◆ Given problem:
Scan the entries below and extract each line with the word "источники" in it.
** BEGIN **
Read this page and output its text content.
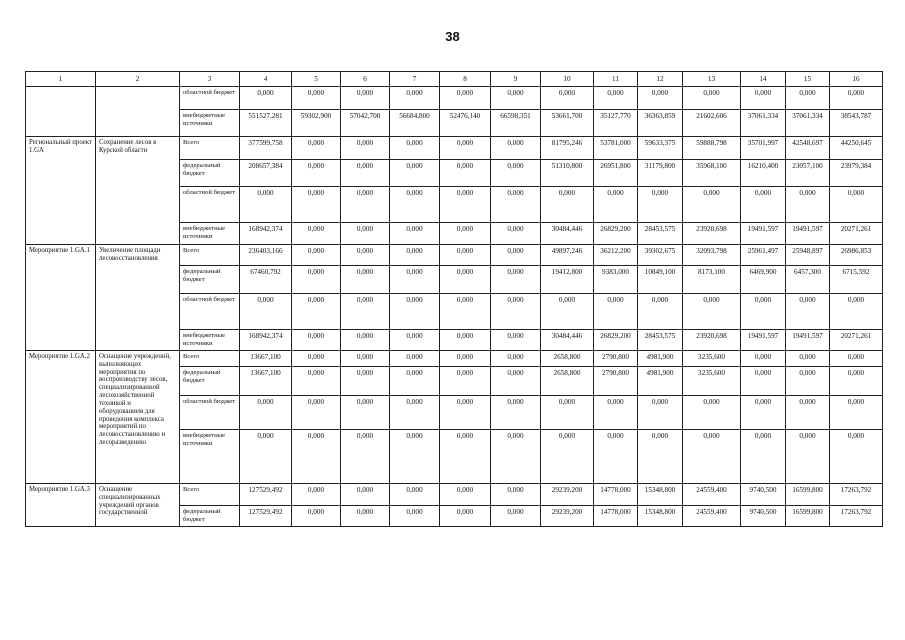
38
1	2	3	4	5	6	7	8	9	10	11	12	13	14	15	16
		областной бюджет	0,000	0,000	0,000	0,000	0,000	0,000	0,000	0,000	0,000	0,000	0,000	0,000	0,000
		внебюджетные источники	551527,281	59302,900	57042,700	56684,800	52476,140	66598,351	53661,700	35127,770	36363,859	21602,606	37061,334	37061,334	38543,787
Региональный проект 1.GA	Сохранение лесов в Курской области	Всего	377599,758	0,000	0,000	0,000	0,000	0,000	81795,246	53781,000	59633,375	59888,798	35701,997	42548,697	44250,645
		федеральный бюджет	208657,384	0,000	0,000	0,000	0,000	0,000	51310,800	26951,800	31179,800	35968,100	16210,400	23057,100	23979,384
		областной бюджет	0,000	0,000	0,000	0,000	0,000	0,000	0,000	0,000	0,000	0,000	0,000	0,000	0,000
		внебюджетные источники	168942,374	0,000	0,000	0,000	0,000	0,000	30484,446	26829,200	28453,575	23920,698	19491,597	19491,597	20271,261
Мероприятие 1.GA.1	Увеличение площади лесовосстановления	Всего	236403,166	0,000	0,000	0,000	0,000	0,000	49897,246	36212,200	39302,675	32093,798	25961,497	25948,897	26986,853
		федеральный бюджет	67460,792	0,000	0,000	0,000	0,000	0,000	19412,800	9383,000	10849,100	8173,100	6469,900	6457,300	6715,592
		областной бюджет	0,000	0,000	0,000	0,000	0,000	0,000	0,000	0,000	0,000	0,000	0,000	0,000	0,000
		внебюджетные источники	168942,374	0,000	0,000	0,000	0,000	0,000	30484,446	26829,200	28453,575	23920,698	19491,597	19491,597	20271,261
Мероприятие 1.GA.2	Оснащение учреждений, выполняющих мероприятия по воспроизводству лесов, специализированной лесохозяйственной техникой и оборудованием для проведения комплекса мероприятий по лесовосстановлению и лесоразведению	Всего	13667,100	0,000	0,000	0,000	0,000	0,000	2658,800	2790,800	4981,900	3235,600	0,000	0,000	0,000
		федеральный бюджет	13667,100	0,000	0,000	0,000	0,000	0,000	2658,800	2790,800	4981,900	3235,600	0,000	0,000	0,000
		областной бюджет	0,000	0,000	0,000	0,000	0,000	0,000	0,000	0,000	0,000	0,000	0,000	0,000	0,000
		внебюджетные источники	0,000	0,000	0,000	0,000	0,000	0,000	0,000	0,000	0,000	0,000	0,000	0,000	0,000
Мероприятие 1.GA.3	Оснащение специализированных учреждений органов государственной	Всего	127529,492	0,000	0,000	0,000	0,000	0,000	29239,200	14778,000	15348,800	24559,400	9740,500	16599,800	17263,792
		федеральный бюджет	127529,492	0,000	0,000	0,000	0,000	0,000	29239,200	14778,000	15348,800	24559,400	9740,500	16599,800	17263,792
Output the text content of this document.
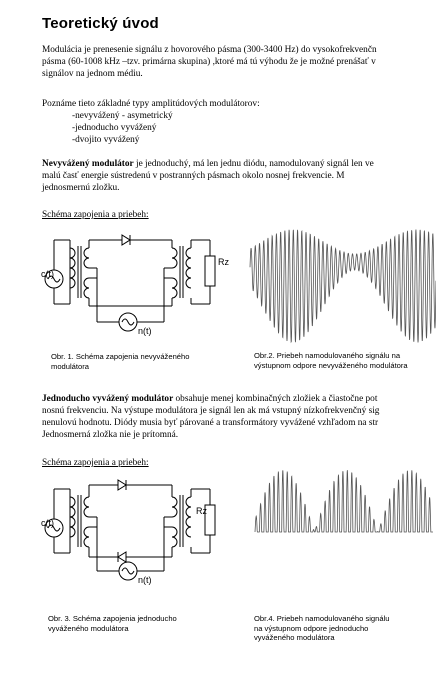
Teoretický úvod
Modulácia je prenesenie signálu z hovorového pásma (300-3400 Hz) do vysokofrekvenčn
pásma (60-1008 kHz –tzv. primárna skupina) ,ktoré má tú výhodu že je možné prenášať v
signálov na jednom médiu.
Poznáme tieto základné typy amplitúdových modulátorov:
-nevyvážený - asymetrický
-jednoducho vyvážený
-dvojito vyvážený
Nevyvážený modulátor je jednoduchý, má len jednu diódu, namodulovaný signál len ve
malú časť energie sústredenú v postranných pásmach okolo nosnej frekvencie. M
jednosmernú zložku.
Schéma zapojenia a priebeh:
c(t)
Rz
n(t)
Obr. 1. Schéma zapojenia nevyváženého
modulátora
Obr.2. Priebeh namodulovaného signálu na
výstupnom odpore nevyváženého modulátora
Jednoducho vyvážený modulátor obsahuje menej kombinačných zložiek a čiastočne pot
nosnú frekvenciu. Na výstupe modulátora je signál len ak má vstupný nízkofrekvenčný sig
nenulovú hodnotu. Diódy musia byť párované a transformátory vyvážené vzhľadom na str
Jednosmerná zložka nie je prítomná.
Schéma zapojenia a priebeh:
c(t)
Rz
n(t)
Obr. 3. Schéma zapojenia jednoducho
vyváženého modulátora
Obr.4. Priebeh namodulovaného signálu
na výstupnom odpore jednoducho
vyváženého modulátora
** END **
** BEGIN **
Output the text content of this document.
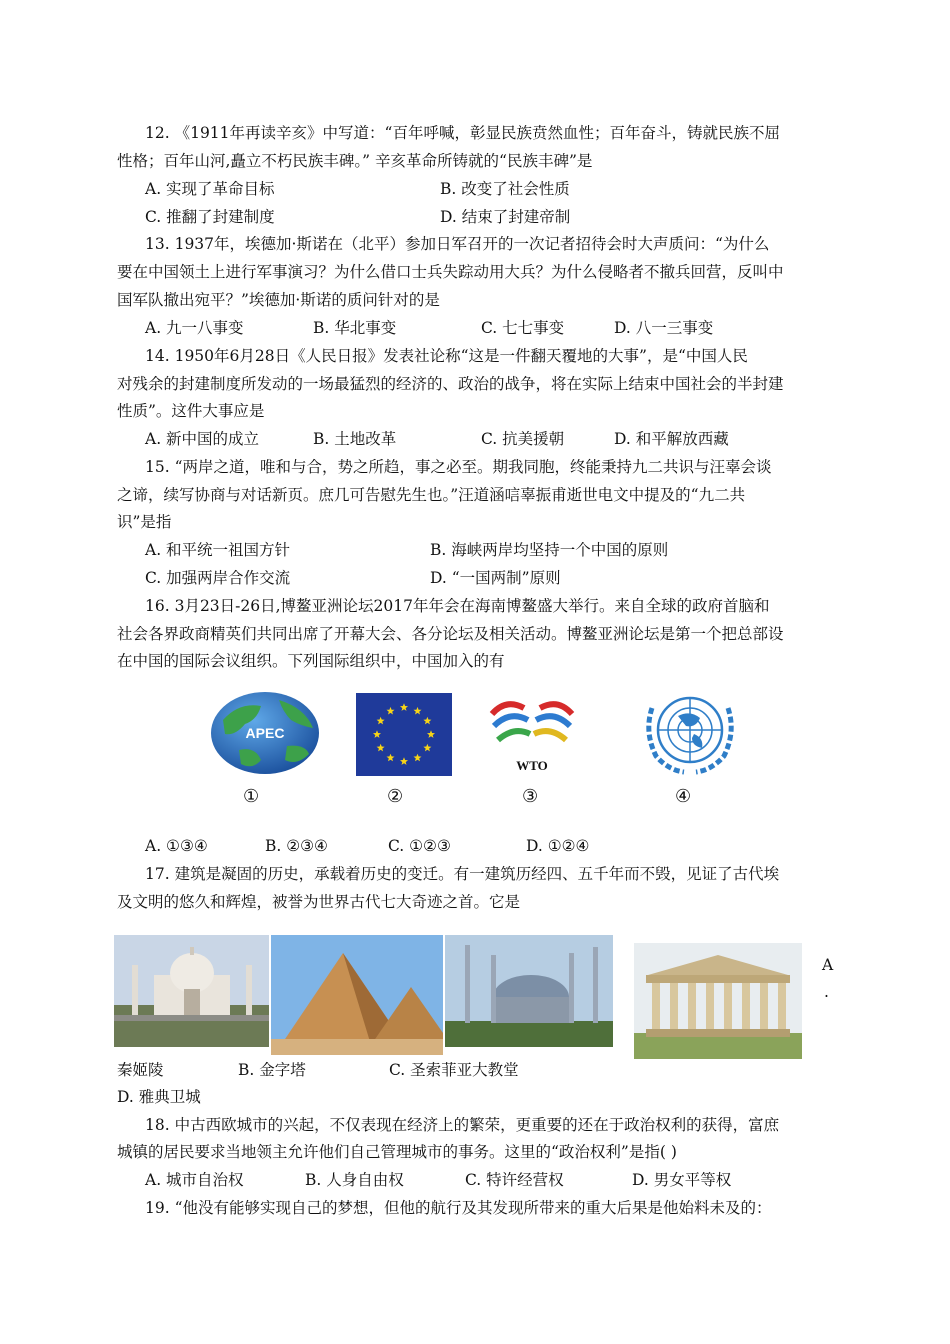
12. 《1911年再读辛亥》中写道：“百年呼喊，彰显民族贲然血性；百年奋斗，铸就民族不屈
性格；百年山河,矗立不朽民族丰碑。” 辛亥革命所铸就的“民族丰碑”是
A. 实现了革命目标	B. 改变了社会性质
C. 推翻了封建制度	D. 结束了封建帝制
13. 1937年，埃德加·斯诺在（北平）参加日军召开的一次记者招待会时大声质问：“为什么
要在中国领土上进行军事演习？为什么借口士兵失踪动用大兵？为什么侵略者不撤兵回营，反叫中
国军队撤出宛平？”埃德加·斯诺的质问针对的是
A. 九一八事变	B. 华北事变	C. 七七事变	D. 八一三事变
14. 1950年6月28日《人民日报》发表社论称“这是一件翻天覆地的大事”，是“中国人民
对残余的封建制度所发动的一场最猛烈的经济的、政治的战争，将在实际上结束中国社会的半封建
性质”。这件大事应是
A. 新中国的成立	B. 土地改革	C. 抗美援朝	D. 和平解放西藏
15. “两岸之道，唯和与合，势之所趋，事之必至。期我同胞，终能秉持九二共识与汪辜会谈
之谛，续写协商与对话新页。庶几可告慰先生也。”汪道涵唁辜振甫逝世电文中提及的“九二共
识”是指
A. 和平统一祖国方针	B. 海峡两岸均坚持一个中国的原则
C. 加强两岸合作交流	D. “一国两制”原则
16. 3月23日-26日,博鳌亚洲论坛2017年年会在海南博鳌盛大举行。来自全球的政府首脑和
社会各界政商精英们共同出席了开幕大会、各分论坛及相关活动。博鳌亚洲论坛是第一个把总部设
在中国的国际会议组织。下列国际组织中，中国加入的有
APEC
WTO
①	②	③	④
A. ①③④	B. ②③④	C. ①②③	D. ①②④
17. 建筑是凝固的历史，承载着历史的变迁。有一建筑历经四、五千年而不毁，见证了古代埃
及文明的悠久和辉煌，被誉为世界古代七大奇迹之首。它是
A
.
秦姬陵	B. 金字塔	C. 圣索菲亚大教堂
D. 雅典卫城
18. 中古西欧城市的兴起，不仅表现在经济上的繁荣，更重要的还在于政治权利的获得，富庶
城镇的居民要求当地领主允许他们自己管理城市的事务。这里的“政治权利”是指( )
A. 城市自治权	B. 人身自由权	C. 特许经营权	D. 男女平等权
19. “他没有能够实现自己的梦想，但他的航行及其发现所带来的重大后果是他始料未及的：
** END **
◆ Output for this exercise:
		внебюджетные источники	551527,281	59302,900	57042,700	56684,800	52476,140	66598,351	53661,700	35127,770	36363,859	21602,606	37061,334	37061,334	38543,787
		внебюджетные источники	168942,374	0,000	0,000	0,000	0,000	0,000	30484,446	26829,200	28453,575	23920,698	19491,597	19491,597	20271,261
		внебюджетные источники	168942,374	0,000	0,000	0,000	0,000	0,000	30484,446	26829,200	28453,575	23920,698	19491,597	19491,597	20271,261
		внебюджетные источники	0,000	0,000	0,000	0,000	0,000	0,000	0,000	0,000	0,000	0,000	0,000	0,000	0,000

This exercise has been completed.